- **Given exercise**
Check every line below for the word "gamma" and copy each one that has it.

- **Available records**
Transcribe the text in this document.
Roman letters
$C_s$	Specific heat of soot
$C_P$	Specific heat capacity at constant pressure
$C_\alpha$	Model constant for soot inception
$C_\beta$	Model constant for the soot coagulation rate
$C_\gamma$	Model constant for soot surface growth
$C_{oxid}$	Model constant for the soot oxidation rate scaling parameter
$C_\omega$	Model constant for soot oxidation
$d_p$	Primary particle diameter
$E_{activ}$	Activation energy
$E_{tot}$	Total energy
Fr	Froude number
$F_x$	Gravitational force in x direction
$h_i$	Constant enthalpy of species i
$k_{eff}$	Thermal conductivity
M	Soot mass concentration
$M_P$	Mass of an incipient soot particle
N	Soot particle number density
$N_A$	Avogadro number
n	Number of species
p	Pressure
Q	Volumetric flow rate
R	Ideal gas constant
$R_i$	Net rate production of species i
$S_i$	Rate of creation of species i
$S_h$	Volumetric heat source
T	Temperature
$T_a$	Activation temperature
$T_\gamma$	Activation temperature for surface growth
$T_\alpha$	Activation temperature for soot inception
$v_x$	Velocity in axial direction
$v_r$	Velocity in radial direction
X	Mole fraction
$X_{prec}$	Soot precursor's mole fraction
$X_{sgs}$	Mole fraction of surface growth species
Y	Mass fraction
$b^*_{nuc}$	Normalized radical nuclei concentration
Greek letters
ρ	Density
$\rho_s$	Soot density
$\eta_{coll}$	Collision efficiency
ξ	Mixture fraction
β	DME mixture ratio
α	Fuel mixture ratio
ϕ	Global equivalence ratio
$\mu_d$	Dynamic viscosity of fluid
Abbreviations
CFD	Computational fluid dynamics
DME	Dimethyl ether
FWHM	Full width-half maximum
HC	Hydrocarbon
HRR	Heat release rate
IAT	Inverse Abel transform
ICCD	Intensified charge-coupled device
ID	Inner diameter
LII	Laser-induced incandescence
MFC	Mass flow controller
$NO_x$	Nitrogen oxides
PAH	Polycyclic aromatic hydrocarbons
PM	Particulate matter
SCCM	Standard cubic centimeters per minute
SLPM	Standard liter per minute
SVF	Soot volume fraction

- **Solution to this exercise**
$C_\gamma$	Model constant for soot surface growth
$T_\gamma$	Activation temperature for surface growth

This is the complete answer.